## What you are asked to do:
Give the number of lines containing the word "para", and nothing else.

[Records]
□ □ □ □

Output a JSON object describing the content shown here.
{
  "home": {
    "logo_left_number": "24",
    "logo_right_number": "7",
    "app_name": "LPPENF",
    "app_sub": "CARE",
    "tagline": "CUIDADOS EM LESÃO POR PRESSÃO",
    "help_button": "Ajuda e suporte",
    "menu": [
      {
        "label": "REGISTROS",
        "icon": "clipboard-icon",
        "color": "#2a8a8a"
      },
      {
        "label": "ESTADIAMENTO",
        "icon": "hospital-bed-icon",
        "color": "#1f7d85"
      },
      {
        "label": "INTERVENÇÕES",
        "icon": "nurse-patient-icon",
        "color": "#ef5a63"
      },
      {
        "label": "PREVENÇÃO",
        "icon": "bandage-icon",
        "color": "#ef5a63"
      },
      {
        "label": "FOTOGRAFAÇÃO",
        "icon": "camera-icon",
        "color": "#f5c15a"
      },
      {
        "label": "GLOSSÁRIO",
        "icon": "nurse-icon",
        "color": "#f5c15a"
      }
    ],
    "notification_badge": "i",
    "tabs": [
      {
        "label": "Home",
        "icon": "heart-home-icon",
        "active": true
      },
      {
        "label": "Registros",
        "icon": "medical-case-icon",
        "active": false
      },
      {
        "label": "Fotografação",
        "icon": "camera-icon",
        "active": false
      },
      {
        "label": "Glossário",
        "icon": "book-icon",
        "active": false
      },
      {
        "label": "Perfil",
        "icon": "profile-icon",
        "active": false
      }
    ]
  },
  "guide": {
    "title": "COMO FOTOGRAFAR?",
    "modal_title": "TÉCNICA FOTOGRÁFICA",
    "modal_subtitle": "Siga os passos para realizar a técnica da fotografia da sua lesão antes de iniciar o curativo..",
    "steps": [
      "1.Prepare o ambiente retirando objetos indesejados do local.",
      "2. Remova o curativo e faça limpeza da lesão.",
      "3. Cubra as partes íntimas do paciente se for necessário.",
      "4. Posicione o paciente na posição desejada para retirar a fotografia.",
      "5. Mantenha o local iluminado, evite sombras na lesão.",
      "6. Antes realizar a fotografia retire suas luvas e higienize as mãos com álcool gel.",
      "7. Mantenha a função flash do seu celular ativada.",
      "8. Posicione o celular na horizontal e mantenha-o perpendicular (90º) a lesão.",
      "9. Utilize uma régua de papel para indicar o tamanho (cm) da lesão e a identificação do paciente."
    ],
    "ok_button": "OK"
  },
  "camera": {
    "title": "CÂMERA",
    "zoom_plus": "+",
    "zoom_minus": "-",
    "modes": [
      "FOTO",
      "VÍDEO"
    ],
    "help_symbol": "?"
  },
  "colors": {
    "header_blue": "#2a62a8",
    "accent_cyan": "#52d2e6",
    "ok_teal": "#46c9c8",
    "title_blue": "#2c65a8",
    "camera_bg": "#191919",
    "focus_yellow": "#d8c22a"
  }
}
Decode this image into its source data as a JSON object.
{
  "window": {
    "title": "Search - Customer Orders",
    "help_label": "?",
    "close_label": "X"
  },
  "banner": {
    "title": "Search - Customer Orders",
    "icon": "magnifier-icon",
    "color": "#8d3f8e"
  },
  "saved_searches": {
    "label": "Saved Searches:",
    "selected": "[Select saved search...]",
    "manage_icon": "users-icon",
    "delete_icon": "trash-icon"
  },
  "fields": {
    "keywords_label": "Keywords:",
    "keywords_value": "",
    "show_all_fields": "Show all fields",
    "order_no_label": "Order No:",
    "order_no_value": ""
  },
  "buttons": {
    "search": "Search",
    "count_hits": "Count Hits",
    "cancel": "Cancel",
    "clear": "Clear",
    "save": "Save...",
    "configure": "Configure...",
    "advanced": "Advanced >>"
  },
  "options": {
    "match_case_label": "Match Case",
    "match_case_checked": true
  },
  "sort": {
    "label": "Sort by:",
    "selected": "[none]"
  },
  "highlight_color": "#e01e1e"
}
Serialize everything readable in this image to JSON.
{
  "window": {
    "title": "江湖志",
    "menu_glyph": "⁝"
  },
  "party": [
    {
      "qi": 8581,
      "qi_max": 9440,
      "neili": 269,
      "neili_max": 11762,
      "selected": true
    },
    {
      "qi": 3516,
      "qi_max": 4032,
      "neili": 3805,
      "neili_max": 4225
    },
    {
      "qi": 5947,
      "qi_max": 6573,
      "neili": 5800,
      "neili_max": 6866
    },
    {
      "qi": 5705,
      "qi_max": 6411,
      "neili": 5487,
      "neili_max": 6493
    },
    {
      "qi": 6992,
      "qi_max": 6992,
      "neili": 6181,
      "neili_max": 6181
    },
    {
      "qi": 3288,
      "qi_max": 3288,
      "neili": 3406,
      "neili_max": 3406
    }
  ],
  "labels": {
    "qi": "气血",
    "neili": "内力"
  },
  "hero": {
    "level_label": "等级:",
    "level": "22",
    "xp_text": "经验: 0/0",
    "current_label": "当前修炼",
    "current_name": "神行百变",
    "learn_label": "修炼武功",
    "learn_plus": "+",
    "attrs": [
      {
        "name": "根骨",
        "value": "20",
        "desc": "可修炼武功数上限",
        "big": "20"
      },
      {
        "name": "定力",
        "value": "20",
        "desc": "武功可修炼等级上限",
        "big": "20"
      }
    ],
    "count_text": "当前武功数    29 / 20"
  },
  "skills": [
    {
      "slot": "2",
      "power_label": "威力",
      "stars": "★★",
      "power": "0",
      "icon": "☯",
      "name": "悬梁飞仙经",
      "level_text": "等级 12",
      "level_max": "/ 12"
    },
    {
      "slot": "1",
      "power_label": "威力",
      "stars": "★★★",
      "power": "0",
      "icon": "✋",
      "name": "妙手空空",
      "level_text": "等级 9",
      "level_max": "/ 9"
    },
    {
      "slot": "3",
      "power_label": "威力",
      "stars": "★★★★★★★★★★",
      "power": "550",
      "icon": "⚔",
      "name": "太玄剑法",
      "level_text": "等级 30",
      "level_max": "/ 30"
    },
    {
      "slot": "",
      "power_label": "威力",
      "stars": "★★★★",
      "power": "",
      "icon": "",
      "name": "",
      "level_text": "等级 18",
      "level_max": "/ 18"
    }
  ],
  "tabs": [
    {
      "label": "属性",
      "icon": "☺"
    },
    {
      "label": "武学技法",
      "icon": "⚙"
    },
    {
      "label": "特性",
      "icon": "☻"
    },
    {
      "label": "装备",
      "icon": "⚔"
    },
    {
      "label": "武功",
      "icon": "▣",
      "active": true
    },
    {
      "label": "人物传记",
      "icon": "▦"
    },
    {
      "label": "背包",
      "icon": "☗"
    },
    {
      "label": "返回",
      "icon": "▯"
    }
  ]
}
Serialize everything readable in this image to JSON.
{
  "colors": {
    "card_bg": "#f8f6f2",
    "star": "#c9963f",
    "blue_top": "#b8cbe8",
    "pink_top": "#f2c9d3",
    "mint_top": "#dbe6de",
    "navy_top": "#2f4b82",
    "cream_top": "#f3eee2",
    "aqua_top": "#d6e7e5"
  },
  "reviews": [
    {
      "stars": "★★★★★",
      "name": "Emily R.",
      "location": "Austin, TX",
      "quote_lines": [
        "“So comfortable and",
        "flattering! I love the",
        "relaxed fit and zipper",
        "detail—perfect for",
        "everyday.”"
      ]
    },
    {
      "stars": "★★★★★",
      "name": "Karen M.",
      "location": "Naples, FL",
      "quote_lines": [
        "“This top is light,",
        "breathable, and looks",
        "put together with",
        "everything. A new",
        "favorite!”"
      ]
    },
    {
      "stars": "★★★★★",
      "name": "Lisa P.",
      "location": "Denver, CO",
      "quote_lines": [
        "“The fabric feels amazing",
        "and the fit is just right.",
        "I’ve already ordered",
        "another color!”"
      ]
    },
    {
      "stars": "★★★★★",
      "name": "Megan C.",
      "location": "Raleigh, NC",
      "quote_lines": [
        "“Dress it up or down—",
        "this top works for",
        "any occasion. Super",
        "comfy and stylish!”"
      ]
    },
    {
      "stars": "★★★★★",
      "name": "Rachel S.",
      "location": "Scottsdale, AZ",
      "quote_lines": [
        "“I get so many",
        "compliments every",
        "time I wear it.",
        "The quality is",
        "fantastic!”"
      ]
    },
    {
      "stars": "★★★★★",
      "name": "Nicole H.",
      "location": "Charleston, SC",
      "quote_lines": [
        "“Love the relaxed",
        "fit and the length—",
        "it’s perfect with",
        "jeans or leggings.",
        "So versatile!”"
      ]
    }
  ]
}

□ □ □ □

## Result for this task:
3